> **Exercise instructions**
From the entries below, extract every line that includes the word "автоматики".

> **Stored entries**

☆ ☆ ☆ ☆ ☆

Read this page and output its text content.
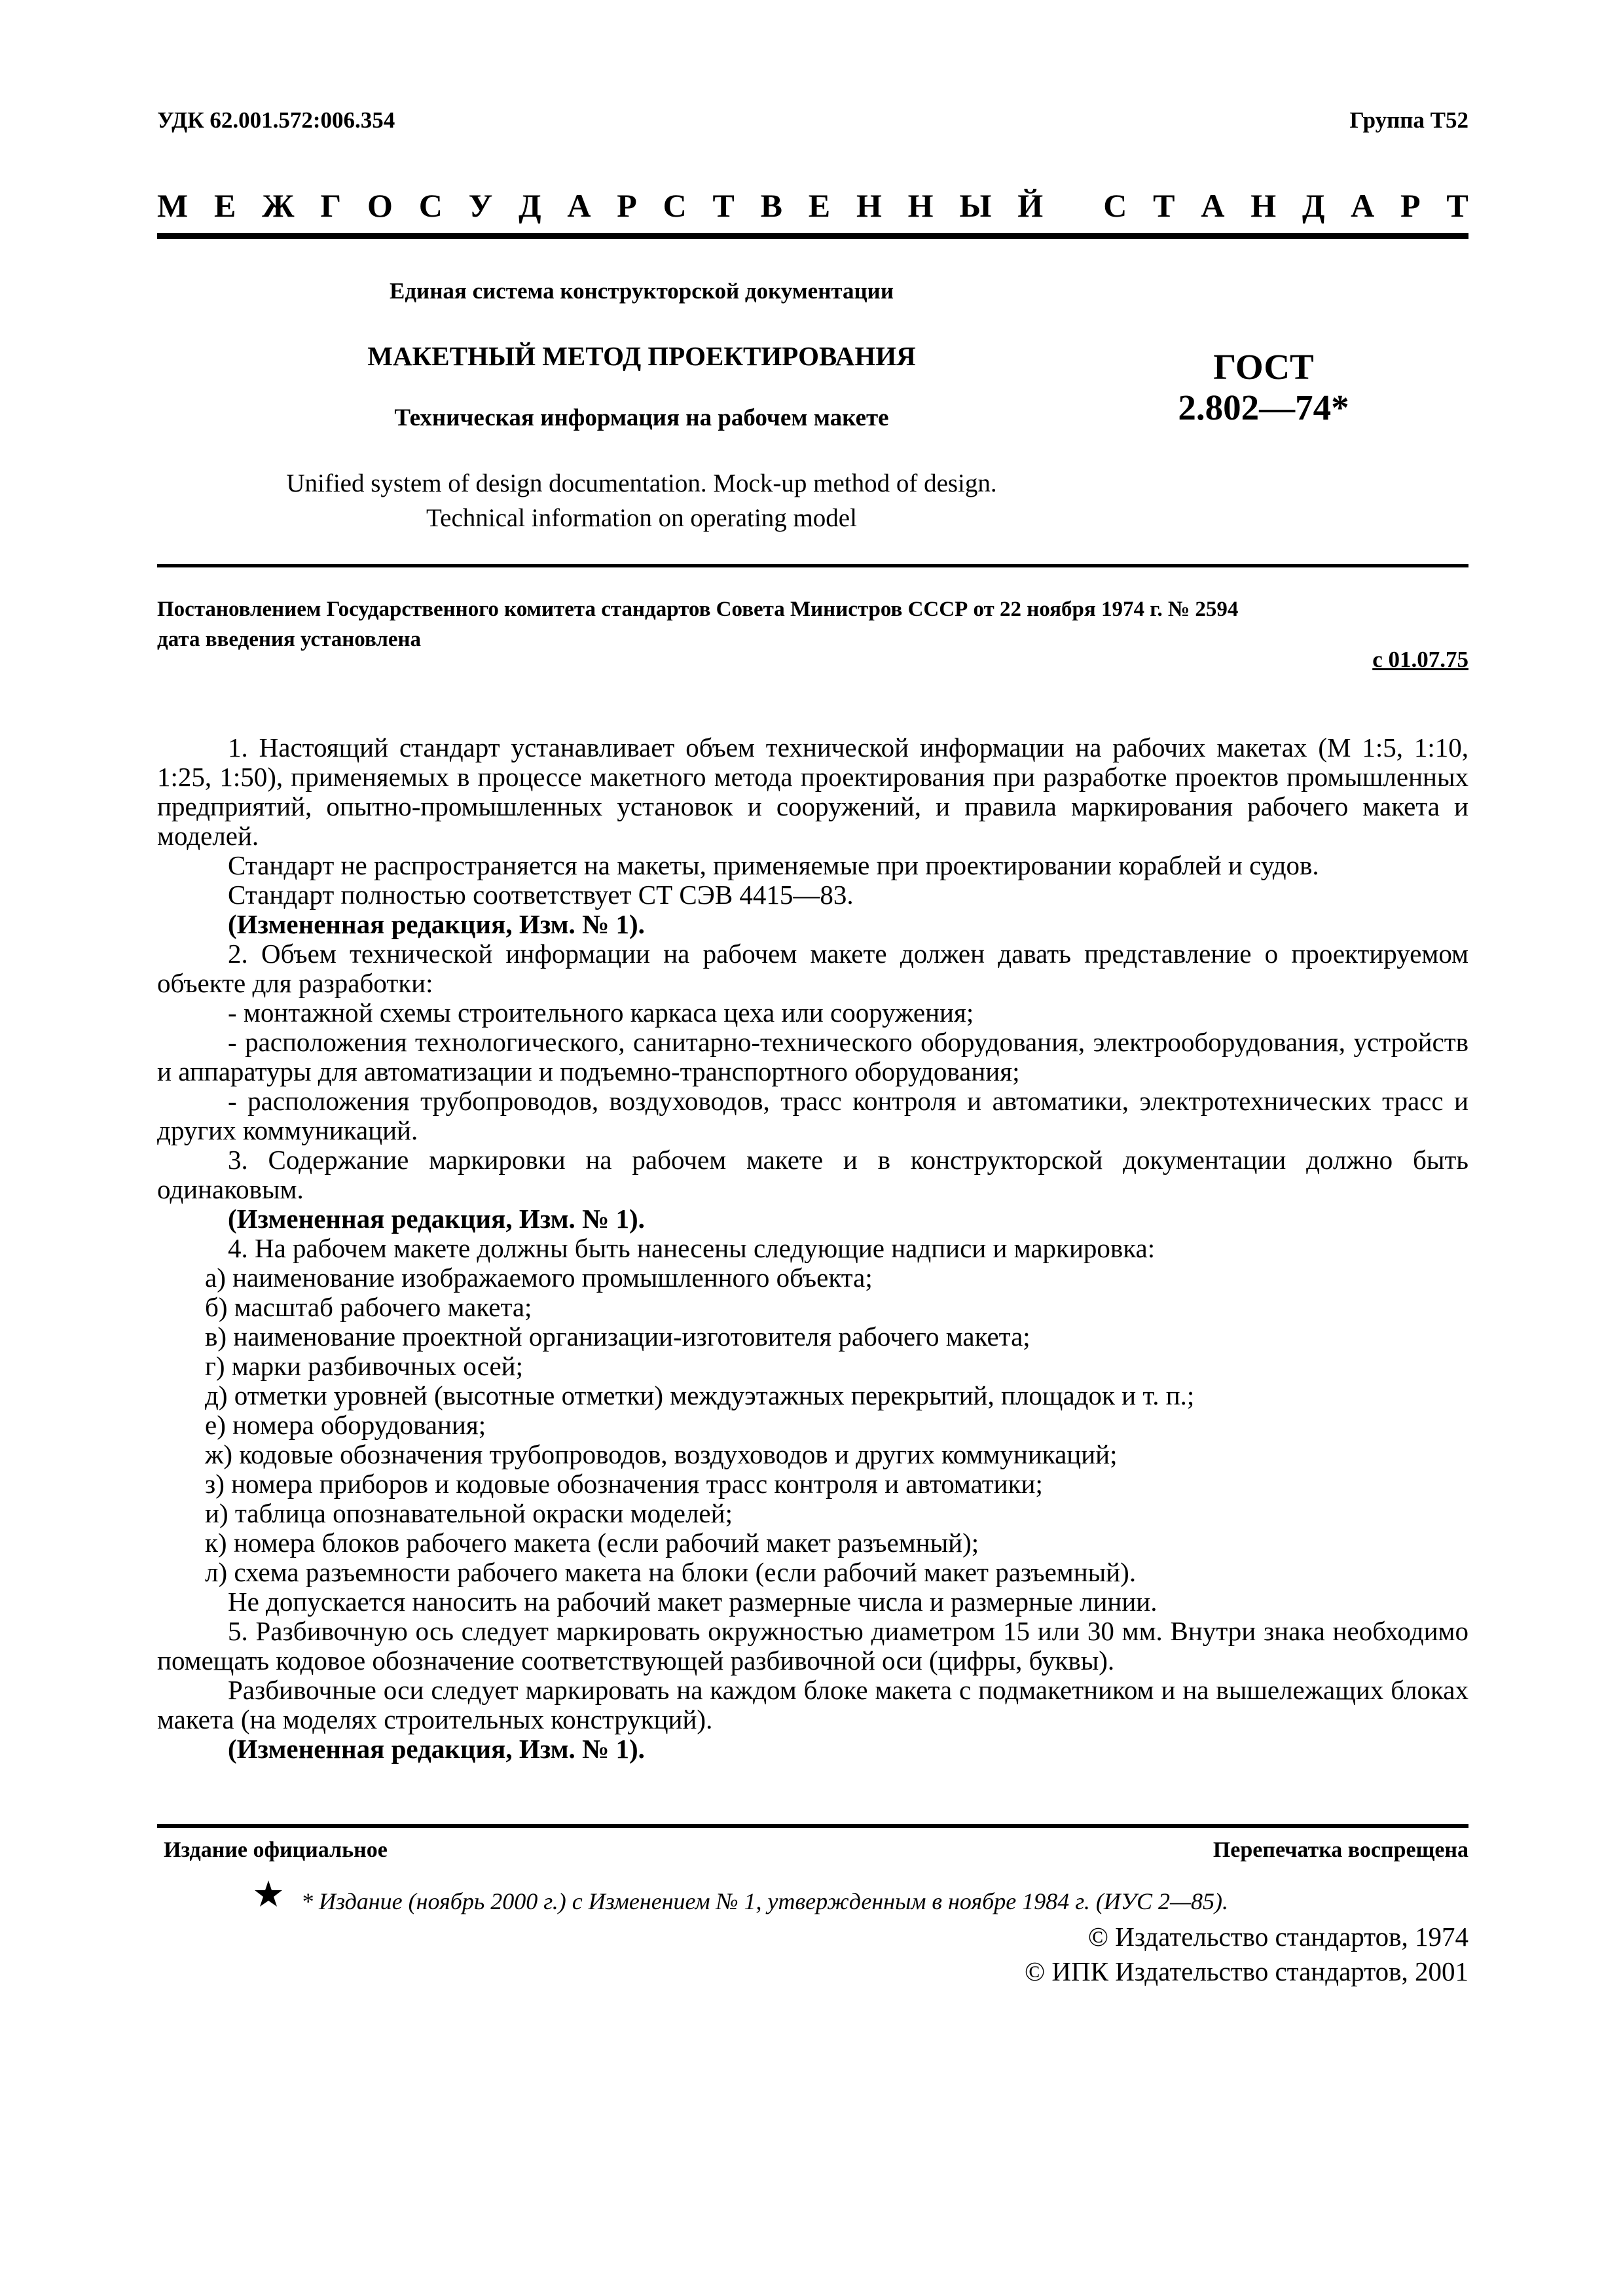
УДК 62.001.572:006.354	Группа Т52
М Е Ж Г О С У Д А Р С Т В Е Н Н Ы Й
С Т А Н Д А Р Т
Единая система конструкторской документации
МАКЕТНЫЙ МЕТОД ПРОЕКТИРОВАНИЯ
Техническая информация на рабочем макете
ГОСТ
2.802—74*
Unified system of design documentation. Mock-up method of design.
Technical information on operating model
Постановлением Государственного комитета стандартов Совета Министров СССР от 22 ноября 1974 г. № 2594
дата введения установлена
с 01.07.75

1. Настоящий стандарт устанавливает объем технической информации на рабочих макетах (М 1:5, 1:10, 1:25, 1:50), применяемых в процессе макетного метода проектирования при разработке проектов промышленных предприятий, опытно-промышленных установок и сооружений, и правила маркирования рабочего макета и моделей.

Стандарт не распространяется на макеты, применяемые при проектировании кораблей и судов.

Стандарт полностью соответствует СТ СЭВ 4415—83.

(Измененная редакция, Изм. № 1).

2. Объем технической информации на рабочем макете должен давать представление о проектируемом объекте для разработки:

- монтажной схемы строительного каркаса цеха или сооружения;

- расположения технологического, санитарно-технического оборудования, электрооборудования, устройств и аппаратуры для автоматизации и подъемно-транспортного оборудования;

- расположения трубопроводов, воздуховодов, трасс контроля и автоматики, электротехнических трасс и других коммуникаций.

3. Содержание маркировки на рабочем макете и в конструкторской документации должно быть одинаковым.

(Измененная редакция, Изм. № 1).

4. На рабочем макете должны быть нанесены следующие надписи и маркировка:

а) наименование изображаемого промышленного объекта;

б) масштаб рабочего макета;

в) наименование проектной организации-изготовителя рабочего макета;

г) марки разбивочных осей;

д) отметки уровней (высотные отметки) междуэтажных перекрытий, площадок и т. п.;

е) номера оборудования;

ж) кодовые обозначения трубопроводов, воздуховодов и других коммуникаций;

з) номера приборов и кодовые обозначения трасс контроля и автоматики;

и) таблица опознавательной окраски моделей;

к) номера блоков рабочего макета (если рабочий макет разъемный);

л) схема разъемности рабочего макета на блоки (если рабочий макет разъемный).

Не допускается наносить на рабочий макет размерные числа и размерные линии.

5. Разбивочную ось следует маркировать окружностью диаметром 15 или 30 мм. Внутри знака необходимо помещать кодовое обозначение соответствующей разбивочной оси (цифры, буквы).

Разбивочные оси следует маркировать на каждом блоке макета с подмакетником и на вышележащих блоках макета (на моделях строительных конструкций).

(Измененная редакция, Изм. № 1).

Издание официальное	Перепечатка воспрещена
* Издание (ноябрь 2000 г.) с Изменением № 1, утвержденным в ноябре 1984 г. (ИУС 2—85).
© Издательство стандартов, 1974
© ИПК Издательство стандартов, 2001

☆ ☆ ☆ ☆ ☆

> **Correct result**
- расположения трубопроводов, воздуховодов, трасс контроля и автоматики, электротехнических трасс и других коммуникаций.
з) номера приборов и кодовые обозначения трасс контроля и автоматики;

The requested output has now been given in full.